(TASK OBJECTIVE) Repeat every entry below exactly as given.

(MATERIAL FOR THE TASK)
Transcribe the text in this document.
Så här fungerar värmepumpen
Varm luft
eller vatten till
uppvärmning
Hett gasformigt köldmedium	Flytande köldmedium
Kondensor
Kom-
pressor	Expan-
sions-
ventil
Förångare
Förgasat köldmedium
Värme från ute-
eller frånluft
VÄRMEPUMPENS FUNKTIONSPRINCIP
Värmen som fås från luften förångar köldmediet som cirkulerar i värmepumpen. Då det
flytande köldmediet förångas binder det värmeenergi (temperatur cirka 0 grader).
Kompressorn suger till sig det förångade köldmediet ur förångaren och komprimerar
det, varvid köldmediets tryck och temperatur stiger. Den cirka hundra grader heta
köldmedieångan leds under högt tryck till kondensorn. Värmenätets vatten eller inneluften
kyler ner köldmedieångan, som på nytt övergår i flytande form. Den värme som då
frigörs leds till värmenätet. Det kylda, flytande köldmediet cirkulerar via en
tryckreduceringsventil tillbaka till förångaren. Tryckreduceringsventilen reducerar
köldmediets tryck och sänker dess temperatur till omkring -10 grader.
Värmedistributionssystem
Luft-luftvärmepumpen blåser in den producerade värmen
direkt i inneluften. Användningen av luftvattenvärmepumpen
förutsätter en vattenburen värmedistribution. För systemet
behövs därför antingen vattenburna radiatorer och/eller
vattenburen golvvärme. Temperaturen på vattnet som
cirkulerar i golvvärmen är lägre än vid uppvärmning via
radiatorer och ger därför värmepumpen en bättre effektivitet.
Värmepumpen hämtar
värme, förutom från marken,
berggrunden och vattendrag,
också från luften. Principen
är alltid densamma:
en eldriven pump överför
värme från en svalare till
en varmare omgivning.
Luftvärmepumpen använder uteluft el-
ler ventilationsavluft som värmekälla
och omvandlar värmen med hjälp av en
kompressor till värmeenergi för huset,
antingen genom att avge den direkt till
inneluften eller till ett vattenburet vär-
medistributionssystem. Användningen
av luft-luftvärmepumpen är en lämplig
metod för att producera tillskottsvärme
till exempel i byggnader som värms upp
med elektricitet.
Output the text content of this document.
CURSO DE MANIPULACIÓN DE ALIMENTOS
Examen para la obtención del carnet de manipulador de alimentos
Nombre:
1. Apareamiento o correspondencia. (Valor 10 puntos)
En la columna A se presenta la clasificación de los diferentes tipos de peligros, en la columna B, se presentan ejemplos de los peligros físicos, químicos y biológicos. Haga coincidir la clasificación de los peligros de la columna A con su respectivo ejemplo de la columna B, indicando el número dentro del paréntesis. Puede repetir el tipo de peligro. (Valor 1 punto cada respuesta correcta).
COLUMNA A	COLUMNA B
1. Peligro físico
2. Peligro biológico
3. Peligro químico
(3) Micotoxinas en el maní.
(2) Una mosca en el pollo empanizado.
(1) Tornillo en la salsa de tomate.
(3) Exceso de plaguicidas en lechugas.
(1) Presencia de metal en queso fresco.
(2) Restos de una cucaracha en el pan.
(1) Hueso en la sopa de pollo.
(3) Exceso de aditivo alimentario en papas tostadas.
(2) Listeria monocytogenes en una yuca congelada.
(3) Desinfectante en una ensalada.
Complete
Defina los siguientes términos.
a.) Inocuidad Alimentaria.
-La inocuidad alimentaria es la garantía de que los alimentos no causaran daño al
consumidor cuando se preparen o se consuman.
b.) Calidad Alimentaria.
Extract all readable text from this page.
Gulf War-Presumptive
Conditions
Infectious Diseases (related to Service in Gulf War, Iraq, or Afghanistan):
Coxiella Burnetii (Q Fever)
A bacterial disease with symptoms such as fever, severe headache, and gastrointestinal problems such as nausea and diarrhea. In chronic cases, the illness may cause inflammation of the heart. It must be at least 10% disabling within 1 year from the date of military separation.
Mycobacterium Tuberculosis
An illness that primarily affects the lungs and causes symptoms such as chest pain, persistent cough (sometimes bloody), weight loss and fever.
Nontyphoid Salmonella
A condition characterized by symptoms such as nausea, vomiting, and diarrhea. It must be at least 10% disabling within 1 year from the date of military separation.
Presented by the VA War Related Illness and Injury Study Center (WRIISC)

(THE COMPLETED TASK)
Transcribe the text in this document.
Så här fungerar värmepumpen
Varm luft
eller vatten till
uppvärmning
Hett gasformigt köldmedium	Flytande köldmedium
Kondensor
Kom-
pressor	Expan-
sions-
ventil
Förångare
Förgasat köldmedium
Värme från ute-
eller frånluft
VÄRMEPUMPENS FUNKTIONSPRINCIP
Värmen som fås från luften förångar köldmediet som cirkulerar i värmepumpen. Då det
flytande köldmediet förångas binder det värmeenergi (temperatur cirka 0 grader).
Kompressorn suger till sig det förångade köldmediet ur förångaren och komprimerar
det, varvid köldmediets tryck och temperatur stiger. Den cirka hundra grader heta
köldmedieångan leds under högt tryck till kondensorn. Värmenätets vatten eller inneluften
kyler ner köldmedieångan, som på nytt övergår i flytande form. Den värme som då
frigörs leds till värmenätet. Det kylda, flytande köldmediet cirkulerar via en
tryckreduceringsventil tillbaka till förångaren. Tryckreduceringsventilen reducerar
köldmediets tryck och sänker dess temperatur till omkring -10 grader.
Värmedistributionssystem
Luft-luftvärmepumpen blåser in den producerade värmen
direkt i inneluften. Användningen av luftvattenvärmepumpen
förutsätter en vattenburen värmedistribution. För systemet
behövs därför antingen vattenburna radiatorer och/eller
vattenburen golvvärme. Temperaturen på vattnet som
cirkulerar i golvvärmen är lägre än vid uppvärmning via
radiatorer och ger därför värmepumpen en bättre effektivitet.
Värmepumpen hämtar
värme, förutom från marken,
berggrunden och vattendrag,
också från luften. Principen
är alltid densamma:
en eldriven pump överför
värme från en svalare till
en varmare omgivning.
Luftvärmepumpen använder uteluft el-
ler ventilationsavluft som värmekälla
och omvandlar värmen med hjälp av en
kompressor till värmeenergi för huset,
antingen genom att avge den direkt till
inneluften eller till ett vattenburet vär-
medistributionssystem. Användningen
av luft-luftvärmepumpen är en lämplig
metod för att producera tillskottsvärme
till exempel i byggnader som värms upp
med elektricitet.
Output the text content of this document.
CURSO DE MANIPULACIÓN DE ALIMENTOS
Examen para la obtención del carnet de manipulador de alimentos
Nombre:
1. Apareamiento o correspondencia. (Valor 10 puntos)
En la columna A se presenta la clasificación de los diferentes tipos de peligros, en la columna B, se presentan ejemplos de los peligros físicos, químicos y biológicos. Haga coincidir la clasificación de los peligros de la columna A con su respectivo ejemplo de la columna B, indicando el número dentro del paréntesis. Puede repetir el tipo de peligro. (Valor 1 punto cada respuesta correcta).
COLUMNA A	COLUMNA B
1. Peligro físico
2. Peligro biológico
3. Peligro químico
(3) Micotoxinas en el maní.
(2) Una mosca en el pollo empanizado.
(1) Tornillo en la salsa de tomate.
(3) Exceso de plaguicidas en lechugas.
(1) Presencia de metal en queso fresco.
(2) Restos de una cucaracha en el pan.
(1) Hueso en la sopa de pollo.
(3) Exceso de aditivo alimentario en papas tostadas.
(2) Listeria monocytogenes en una yuca congelada.
(3) Desinfectante en una ensalada.
Complete
Defina los siguientes términos.
a.) Inocuidad Alimentaria.
-La inocuidad alimentaria es la garantía de que los alimentos no causaran daño al
consumidor cuando se preparen o se consuman.
b.) Calidad Alimentaria.
Extract all readable text from this page.
Gulf War-Presumptive
Conditions
Infectious Diseases (related to Service in Gulf War, Iraq, or Afghanistan):
Coxiella Burnetii (Q Fever)
A bacterial disease with symptoms such as fever, severe headache, and gastrointestinal problems such as nausea and diarrhea. In chronic cases, the illness may cause inflammation of the heart. It must be at least 10% disabling within 1 year from the date of military separation.
Mycobacterium Tuberculosis
An illness that primarily affects the lungs and causes symptoms such as chest pain, persistent cough (sometimes bloody), weight loss and fever.
Nontyphoid Salmonella
A condition characterized by symptoms such as nausea, vomiting, and diarrhea. It must be at least 10% disabling within 1 year from the date of military separation.
Presented by the VA War Related Illness and Injury Study Center (WRIISC)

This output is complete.